==== Available records

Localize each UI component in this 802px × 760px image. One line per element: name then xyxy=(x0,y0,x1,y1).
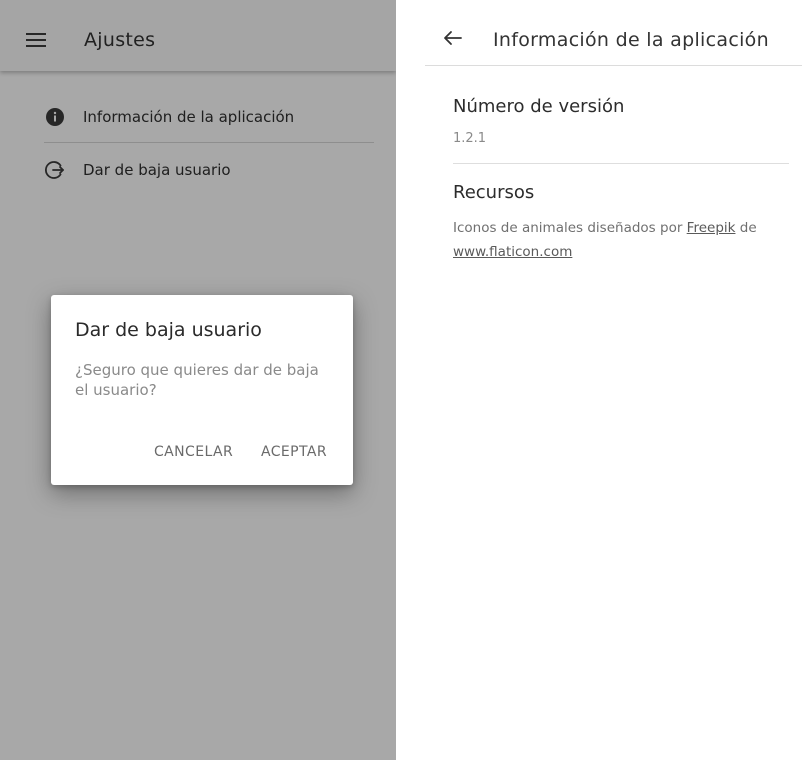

========
==== Available records

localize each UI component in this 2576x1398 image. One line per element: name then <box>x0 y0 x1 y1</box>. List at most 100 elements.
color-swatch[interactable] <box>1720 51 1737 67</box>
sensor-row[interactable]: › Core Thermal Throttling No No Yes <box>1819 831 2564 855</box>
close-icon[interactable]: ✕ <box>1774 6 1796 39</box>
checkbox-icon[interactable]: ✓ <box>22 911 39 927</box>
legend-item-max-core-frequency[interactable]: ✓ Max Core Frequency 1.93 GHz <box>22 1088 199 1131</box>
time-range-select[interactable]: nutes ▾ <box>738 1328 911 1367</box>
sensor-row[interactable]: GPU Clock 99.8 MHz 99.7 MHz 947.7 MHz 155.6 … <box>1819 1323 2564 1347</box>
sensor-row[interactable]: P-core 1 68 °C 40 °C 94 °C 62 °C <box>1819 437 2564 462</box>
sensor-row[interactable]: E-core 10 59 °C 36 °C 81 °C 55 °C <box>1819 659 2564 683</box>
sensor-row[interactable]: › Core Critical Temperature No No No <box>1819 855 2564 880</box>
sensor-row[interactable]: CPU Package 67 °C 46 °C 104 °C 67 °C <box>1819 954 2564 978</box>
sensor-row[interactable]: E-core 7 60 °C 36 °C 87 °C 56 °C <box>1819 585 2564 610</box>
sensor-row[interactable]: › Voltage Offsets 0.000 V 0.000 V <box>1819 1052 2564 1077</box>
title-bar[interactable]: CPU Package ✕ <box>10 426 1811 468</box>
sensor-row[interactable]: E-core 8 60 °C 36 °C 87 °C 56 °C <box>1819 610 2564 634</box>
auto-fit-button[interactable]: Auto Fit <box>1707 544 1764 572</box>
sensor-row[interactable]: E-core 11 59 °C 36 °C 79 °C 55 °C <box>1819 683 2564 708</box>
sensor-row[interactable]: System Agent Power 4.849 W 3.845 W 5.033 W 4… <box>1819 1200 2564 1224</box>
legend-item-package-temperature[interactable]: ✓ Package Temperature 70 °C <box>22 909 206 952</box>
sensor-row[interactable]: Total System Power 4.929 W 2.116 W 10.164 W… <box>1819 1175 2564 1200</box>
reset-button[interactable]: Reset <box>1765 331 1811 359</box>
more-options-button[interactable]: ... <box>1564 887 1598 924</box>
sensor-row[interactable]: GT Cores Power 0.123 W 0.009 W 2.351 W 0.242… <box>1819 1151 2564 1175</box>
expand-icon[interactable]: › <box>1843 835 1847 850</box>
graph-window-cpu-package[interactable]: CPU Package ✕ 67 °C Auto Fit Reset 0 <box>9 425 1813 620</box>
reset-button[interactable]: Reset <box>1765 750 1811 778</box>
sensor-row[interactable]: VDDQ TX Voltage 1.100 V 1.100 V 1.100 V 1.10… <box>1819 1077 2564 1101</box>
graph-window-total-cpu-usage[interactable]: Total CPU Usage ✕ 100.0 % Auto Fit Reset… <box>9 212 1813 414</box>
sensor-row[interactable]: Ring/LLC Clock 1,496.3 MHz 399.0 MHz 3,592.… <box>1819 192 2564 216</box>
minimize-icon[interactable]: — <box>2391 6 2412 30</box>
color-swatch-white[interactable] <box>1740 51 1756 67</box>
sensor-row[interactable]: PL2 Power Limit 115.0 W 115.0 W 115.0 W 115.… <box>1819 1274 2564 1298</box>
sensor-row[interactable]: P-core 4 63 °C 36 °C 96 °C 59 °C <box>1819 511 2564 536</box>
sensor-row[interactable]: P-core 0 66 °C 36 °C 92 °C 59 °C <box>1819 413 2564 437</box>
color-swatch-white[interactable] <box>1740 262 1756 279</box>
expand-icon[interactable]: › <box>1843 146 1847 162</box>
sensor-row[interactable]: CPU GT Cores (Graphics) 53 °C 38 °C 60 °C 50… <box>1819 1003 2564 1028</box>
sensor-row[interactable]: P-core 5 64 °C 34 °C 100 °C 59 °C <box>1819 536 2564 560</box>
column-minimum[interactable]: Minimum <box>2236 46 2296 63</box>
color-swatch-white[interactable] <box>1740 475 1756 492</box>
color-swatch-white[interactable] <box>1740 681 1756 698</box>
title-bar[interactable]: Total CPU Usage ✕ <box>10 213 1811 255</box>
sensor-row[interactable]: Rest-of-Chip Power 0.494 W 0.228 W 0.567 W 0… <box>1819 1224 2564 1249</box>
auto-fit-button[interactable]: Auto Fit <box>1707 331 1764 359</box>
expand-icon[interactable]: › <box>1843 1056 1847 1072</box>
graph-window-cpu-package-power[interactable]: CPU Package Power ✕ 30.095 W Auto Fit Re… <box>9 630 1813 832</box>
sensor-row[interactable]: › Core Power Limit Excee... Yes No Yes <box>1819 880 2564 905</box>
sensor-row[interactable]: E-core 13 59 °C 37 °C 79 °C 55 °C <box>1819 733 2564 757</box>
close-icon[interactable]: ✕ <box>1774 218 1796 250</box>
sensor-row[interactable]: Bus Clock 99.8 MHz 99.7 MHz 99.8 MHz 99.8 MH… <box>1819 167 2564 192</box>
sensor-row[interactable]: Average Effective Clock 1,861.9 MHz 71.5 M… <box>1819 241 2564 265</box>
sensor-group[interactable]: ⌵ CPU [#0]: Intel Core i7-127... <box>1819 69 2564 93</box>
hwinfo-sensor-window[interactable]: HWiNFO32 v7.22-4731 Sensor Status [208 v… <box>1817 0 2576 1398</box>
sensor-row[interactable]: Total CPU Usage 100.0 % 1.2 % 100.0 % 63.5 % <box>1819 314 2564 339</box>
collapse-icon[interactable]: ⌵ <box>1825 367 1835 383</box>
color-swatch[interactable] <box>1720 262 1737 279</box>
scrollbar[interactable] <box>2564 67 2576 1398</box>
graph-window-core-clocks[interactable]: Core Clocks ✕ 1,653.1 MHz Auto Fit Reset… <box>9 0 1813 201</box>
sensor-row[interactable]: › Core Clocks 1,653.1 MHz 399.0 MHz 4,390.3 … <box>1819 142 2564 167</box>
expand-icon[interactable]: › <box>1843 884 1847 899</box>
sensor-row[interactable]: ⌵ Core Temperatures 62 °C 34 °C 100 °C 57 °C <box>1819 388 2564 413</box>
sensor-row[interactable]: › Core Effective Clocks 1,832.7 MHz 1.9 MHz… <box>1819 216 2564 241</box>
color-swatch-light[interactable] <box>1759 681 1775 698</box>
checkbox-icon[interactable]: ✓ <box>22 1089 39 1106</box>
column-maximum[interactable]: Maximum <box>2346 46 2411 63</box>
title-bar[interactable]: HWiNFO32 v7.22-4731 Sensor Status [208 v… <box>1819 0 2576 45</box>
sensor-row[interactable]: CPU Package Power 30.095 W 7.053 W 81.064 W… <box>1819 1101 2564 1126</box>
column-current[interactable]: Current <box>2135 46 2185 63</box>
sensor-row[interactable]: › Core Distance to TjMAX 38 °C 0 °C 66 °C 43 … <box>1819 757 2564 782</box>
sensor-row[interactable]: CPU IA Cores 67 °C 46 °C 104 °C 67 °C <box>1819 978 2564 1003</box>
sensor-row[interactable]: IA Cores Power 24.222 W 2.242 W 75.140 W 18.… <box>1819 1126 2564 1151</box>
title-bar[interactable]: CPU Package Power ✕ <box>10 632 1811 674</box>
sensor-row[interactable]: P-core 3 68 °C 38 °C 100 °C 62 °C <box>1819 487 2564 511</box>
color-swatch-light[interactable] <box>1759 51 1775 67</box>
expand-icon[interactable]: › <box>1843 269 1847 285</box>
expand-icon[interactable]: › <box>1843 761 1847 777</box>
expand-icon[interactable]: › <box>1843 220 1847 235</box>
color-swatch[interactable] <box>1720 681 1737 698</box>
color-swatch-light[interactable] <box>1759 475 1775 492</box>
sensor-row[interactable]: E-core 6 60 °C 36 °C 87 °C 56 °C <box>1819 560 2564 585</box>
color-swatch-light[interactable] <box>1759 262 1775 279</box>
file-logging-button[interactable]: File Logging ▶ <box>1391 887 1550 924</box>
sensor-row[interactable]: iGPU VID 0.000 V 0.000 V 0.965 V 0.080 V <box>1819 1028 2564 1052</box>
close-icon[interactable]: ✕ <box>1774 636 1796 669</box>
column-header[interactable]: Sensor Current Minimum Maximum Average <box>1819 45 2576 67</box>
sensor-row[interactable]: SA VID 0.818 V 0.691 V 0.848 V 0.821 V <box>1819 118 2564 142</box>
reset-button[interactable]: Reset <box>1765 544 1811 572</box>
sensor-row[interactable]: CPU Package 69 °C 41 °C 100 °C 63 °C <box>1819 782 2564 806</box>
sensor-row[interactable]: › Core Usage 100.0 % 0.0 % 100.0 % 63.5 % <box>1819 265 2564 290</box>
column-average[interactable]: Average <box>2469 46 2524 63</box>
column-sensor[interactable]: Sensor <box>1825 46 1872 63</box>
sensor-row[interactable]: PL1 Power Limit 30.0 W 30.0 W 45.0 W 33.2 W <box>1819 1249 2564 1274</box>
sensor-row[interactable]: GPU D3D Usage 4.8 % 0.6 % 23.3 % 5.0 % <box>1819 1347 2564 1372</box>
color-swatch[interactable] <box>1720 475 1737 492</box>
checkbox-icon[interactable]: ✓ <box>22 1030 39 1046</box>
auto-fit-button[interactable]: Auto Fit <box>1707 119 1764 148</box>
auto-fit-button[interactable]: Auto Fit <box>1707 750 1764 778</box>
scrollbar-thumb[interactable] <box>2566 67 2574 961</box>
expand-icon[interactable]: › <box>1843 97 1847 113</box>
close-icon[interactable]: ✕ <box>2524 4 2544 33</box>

========

Can you turn everything from the line containing "localize each UI component in this 2576x1398" down to and including the line containing "sensor-row[interactable]: CPU Package 67" into a Markdown table with columns Row and Line, numbering the rows and leaving out any blank lines?

| Row | Line |
|---|---|
| 1 | localize each UI component in this 2576x1398 image. One line per element: name then <box>x0 y0 x1 y1</box>. List at most 100 elements. |
| 2 | color-swatch[interactable] <box>1720 51 1737 67</box> |
| 3 | sensor-row[interactable]: › Core Thermal Throttling No No Yes <box>1819 831 2564 855</box> |
| 4 | close-icon[interactable]: ✕ <box>1774 6 1796 39</box> |
| 5 | checkbox-icon[interactable]: ✓ <box>22 911 39 927</box> |
| 6 | legend-item-max-core-frequency[interactable]: ✓ Max Core Frequency 1.93 GHz <box>22 1088 199 1131</box> |
| 7 | time-range-select[interactable]: nutes ▾ <box>738 1328 911 1367</box> |
| 8 | sensor-row[interactable]: GPU Clock 99.8 MHz 99.7 MHz 947.7 MHz 155.6 … <box>1819 1323 2564 1347</box> |
| 9 | sensor-row[interactable]: P-core 1 68 °C 40 °C 94 °C 62 °C <box>1819 437 2564 462</box> |
| 10 | sensor-row[interactable]: E-core 10 59 °C 36 °C 81 °C 55 °C <box>1819 659 2564 683</box> |
| 11 | sensor-row[interactable]: › Core Critical Temperature No No No <box>1819 855 2564 880</box> |
| 12 | sensor-row[interactable]: CPU Package 67 °C 46 °C 104 °C 67 °C <box>1819 954 2564 978</box> |